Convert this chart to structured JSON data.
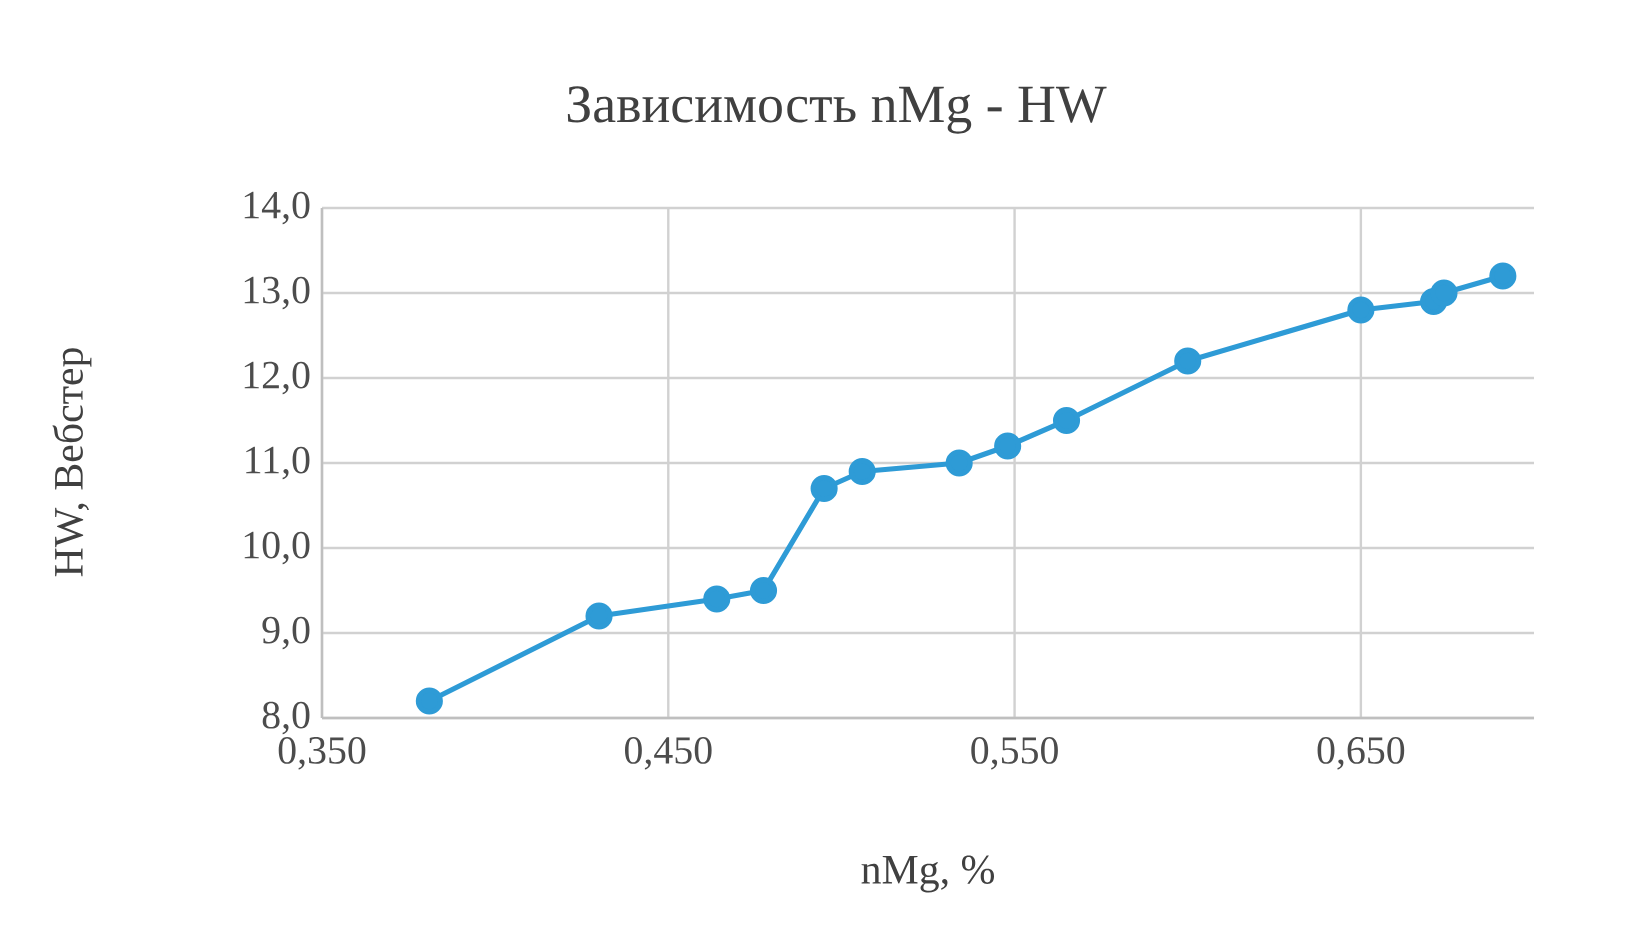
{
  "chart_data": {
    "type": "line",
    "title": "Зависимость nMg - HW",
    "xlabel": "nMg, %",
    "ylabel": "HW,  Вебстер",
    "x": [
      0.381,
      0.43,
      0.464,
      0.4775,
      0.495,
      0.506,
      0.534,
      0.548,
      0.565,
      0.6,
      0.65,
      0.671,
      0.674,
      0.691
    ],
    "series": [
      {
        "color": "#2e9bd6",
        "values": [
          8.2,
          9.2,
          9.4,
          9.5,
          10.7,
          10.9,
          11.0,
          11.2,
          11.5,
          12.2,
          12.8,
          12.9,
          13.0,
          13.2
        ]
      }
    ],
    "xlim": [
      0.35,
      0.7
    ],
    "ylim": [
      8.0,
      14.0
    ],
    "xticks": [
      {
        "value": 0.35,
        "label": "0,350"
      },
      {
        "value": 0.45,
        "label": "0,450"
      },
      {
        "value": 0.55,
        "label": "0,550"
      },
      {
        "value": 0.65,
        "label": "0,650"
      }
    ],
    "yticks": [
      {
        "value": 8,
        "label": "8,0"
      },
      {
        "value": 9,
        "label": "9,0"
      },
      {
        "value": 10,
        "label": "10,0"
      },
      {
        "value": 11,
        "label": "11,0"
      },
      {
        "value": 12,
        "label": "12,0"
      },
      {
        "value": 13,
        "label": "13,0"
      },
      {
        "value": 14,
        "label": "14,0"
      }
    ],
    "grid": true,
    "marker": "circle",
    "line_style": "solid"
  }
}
****
### Your instructions
Give the entries again word for word, but skip the pictures.

### Solution for this task
Convert this chart to structured JSON data.
{
  "chart_data": {
    "type": "line",
    "title": "Зависимость nMg - HW",
    "xlabel": "nMg, %",
    "ylabel": "HW,  Вебстер",
    "x": [
      0.381,
      0.43,
      0.464,
      0.4775,
      0.495,
      0.506,
      0.534,
      0.548,
      0.565,
      0.6,
      0.65,
      0.671,
      0.674,
      0.691
    ],
    "series": [
      {
        "color": "#2e9bd6",
        "values": [
          8.2,
          9.2,
          9.4,
          9.5,
          10.7,
          10.9,
          11.0,
          11.2,
          11.5,
          12.2,
          12.8,
          12.9,
          13.0,
          13.2
        ]
      }
    ],
    "xlim": [
      0.35,
      0.7
    ],
    "ylim": [
      8.0,
      14.0
    ],
    "xticks": [
      {
        "value": 0.35,
        "label": "0,350"
      },
      {
        "value": 0.45,
        "label": "0,450"
      },
      {
        "value": 0.55,
        "label": "0,550"
      },
      {
        "value": 0.65,
        "label": "0,650"
      }
    ],
    "yticks": [
      {
        "value": 8,
        "label": "8,0"
      },
      {
        "value": 9,
        "label": "9,0"
      },
      {
        "value": 10,
        "label": "10,0"
      },
      {
        "value": 11,
        "label": "11,0"
      },
      {
        "value": 12,
        "label": "12,0"
      },
      {
        "value": 13,
        "label": "13,0"
      },
      {
        "value": 14,
        "label": "14,0"
      }
    ],
    "grid": true,
    "marker": "circle",
    "line_style": "solid"
  }
}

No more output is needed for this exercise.